| WHAT YOU WILL DO |
Find every line with the string "Социальная" in it, count them, and reply with that count only.

| AVAILABLE DATA |
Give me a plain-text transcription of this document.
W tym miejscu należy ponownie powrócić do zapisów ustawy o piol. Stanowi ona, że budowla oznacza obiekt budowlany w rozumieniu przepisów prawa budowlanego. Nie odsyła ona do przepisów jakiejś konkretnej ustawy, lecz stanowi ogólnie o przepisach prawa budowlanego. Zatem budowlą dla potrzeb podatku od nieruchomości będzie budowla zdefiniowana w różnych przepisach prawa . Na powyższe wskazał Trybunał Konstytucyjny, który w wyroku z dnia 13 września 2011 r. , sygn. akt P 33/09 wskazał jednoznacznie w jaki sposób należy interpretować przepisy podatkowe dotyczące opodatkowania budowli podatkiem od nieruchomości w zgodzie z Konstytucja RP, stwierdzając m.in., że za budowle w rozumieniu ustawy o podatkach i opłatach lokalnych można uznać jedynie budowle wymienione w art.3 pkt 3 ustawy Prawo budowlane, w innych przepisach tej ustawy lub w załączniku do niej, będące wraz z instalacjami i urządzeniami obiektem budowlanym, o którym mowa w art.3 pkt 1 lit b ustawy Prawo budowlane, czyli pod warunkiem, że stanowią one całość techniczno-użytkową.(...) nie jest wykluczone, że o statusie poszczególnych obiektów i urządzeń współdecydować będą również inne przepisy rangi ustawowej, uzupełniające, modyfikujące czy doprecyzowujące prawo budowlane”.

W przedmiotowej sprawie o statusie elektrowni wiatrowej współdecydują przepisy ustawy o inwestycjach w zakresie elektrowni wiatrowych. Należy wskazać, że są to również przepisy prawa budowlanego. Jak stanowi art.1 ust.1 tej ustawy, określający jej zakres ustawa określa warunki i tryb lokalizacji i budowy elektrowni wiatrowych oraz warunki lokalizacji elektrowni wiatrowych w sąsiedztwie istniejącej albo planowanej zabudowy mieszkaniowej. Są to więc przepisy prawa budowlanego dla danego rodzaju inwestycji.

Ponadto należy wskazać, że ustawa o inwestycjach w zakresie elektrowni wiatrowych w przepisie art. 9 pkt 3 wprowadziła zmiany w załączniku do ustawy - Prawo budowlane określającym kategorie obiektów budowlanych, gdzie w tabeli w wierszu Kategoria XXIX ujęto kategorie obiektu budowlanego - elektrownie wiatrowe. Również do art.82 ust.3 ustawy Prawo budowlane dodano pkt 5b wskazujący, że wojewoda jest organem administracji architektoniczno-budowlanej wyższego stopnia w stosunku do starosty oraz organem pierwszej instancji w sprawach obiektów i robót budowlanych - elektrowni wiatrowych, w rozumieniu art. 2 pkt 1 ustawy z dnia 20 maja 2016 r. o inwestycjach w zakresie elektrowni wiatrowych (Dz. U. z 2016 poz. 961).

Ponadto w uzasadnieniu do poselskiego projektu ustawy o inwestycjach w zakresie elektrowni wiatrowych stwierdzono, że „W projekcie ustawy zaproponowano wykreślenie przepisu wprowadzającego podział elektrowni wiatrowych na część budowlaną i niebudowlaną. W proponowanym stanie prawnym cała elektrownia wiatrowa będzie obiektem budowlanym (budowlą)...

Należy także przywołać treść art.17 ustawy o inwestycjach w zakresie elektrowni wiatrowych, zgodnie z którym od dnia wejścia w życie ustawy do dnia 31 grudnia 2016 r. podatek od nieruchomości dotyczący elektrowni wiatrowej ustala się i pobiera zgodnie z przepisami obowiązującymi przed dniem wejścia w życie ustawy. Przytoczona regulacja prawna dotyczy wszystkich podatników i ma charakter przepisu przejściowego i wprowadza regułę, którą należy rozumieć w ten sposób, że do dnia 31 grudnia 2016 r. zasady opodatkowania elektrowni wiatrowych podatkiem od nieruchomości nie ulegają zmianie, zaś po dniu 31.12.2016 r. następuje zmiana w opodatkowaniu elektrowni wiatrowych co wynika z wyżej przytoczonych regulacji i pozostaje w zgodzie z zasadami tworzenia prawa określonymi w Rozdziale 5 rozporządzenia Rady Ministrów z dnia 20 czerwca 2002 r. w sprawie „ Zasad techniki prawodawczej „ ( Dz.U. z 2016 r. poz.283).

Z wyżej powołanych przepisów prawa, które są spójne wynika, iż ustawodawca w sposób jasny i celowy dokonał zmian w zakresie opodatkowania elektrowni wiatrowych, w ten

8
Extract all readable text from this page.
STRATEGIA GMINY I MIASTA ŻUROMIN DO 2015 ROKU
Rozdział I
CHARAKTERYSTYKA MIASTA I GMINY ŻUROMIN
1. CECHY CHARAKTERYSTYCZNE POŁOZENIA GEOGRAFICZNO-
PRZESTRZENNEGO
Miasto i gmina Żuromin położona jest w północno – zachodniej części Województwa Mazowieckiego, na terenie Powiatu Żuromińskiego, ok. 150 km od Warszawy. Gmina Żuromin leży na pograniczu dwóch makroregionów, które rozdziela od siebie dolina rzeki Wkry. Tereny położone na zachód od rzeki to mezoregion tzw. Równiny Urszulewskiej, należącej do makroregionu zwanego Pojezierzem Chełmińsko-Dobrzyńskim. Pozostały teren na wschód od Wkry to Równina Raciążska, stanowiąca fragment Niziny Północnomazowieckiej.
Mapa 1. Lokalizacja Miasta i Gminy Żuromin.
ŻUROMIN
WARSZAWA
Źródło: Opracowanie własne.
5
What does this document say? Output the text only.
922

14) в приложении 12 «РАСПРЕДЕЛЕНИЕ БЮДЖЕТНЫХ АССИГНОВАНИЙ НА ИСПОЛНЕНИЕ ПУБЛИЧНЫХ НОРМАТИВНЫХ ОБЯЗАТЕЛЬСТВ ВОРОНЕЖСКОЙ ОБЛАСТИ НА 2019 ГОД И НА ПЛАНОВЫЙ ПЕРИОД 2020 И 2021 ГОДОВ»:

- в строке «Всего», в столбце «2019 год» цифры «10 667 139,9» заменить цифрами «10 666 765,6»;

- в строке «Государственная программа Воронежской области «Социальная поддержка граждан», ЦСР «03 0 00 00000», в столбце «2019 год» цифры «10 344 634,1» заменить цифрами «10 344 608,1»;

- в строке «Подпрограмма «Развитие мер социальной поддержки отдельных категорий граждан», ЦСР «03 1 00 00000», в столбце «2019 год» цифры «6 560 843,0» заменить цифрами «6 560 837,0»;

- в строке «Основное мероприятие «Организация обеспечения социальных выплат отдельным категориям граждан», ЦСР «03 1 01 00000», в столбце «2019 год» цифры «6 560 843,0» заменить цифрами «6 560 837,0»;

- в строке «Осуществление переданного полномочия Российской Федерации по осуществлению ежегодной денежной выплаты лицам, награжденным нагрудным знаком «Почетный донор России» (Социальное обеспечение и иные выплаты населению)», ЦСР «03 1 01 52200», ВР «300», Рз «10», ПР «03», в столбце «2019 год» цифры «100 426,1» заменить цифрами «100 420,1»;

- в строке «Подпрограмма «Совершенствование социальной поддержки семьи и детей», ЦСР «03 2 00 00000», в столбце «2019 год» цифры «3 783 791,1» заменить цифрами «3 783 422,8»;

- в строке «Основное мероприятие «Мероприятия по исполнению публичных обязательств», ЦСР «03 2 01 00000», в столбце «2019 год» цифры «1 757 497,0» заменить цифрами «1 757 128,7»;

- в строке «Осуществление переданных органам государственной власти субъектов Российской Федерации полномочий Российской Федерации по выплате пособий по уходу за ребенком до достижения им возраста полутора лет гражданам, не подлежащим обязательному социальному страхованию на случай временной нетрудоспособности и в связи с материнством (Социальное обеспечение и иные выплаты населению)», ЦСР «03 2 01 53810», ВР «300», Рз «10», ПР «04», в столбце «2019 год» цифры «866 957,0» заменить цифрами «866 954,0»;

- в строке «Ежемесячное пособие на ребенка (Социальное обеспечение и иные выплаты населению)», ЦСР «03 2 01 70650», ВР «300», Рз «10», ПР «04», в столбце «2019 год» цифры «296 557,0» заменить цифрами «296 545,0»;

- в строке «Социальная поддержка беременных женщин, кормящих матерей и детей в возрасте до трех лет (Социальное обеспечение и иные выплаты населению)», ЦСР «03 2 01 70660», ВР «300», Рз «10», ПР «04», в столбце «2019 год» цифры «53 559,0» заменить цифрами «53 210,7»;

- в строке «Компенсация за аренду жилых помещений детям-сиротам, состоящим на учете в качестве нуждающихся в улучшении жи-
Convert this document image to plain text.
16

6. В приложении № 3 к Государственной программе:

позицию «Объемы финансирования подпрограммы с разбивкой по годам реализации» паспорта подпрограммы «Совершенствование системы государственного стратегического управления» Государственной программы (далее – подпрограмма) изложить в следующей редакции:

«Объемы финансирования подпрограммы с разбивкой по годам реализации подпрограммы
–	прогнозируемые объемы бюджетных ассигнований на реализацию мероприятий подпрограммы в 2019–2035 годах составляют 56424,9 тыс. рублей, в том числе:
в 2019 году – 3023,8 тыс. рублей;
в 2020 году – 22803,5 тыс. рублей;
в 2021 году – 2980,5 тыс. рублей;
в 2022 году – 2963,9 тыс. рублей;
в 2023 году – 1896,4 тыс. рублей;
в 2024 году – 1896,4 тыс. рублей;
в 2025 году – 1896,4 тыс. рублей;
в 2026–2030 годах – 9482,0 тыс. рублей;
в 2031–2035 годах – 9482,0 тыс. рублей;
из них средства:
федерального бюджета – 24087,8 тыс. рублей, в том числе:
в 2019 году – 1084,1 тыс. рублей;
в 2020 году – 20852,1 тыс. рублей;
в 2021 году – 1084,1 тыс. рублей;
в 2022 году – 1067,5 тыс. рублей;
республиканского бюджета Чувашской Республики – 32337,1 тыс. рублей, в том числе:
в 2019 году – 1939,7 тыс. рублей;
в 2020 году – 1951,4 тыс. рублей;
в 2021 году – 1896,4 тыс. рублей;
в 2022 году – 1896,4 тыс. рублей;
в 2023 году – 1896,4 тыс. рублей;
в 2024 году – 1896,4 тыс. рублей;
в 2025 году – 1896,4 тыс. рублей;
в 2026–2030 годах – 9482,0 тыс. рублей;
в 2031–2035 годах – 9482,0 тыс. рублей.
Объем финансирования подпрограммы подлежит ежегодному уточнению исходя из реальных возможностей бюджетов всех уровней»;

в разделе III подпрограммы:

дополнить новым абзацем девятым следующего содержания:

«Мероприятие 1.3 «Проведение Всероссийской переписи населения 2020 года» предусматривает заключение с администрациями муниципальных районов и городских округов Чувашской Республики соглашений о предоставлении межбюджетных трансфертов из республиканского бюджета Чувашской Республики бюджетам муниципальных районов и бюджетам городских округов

| WRITTEN ANSWER |
2